(Extracted data entries):

········

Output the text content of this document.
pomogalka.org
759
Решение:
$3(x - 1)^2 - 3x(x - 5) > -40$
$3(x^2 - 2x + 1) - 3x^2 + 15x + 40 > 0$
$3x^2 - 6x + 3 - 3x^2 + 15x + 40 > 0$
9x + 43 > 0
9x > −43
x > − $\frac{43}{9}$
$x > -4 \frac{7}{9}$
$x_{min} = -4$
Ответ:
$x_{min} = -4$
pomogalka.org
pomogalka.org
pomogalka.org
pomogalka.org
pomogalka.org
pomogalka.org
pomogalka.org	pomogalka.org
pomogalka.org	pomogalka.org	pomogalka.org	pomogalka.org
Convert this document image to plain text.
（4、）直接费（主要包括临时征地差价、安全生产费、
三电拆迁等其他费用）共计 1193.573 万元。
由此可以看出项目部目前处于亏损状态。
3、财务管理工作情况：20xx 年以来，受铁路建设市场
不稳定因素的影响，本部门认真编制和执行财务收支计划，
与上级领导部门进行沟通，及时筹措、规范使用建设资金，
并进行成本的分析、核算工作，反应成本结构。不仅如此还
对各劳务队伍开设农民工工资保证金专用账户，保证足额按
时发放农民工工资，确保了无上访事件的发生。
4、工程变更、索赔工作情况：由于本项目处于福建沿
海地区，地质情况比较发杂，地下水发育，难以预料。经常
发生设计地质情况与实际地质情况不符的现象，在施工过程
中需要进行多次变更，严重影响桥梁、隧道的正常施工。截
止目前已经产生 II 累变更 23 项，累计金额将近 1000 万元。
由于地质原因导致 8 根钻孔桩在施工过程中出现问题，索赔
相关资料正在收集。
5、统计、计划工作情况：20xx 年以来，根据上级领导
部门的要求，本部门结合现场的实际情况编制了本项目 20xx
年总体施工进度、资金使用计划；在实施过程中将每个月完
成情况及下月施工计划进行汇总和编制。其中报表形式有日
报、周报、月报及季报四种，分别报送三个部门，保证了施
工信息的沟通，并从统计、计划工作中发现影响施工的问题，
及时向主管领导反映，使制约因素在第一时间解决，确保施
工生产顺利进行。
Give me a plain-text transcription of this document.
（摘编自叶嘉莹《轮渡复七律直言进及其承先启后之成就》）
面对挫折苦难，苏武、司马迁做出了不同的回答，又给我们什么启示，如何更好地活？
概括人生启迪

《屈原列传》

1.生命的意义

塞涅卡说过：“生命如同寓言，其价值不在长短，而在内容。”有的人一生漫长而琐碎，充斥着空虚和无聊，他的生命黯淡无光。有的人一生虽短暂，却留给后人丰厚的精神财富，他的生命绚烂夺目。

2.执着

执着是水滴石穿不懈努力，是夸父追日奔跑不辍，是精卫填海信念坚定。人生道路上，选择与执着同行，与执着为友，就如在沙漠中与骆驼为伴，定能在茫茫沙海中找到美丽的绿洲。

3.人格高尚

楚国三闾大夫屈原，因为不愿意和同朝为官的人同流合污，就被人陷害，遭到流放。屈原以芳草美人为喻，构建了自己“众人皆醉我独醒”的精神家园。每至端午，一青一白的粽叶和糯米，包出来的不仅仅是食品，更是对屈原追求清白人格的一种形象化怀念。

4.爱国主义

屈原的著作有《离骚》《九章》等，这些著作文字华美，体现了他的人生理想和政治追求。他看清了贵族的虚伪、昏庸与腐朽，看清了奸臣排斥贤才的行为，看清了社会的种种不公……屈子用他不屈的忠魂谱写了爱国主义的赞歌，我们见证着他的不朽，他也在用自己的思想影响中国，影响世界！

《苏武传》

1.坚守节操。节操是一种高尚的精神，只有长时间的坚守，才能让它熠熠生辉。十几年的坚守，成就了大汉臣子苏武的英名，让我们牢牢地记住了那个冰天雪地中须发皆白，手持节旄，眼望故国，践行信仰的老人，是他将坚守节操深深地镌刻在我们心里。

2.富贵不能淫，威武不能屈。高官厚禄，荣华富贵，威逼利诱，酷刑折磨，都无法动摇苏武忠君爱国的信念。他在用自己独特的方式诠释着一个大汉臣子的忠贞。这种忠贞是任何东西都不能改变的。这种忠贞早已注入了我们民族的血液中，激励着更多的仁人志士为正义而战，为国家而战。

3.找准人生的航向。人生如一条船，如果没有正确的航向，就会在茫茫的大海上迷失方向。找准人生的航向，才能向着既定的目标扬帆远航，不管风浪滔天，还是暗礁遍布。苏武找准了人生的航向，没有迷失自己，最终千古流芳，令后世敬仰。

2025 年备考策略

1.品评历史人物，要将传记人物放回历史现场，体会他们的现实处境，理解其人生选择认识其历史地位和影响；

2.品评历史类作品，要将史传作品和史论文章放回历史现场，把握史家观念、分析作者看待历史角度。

········

(Instructions for the task):
From the material above, gather all lines that include the string "plain" and copy them.

(Solution):
Convert this document image to plain text.
Give me a plain-text transcription of this document.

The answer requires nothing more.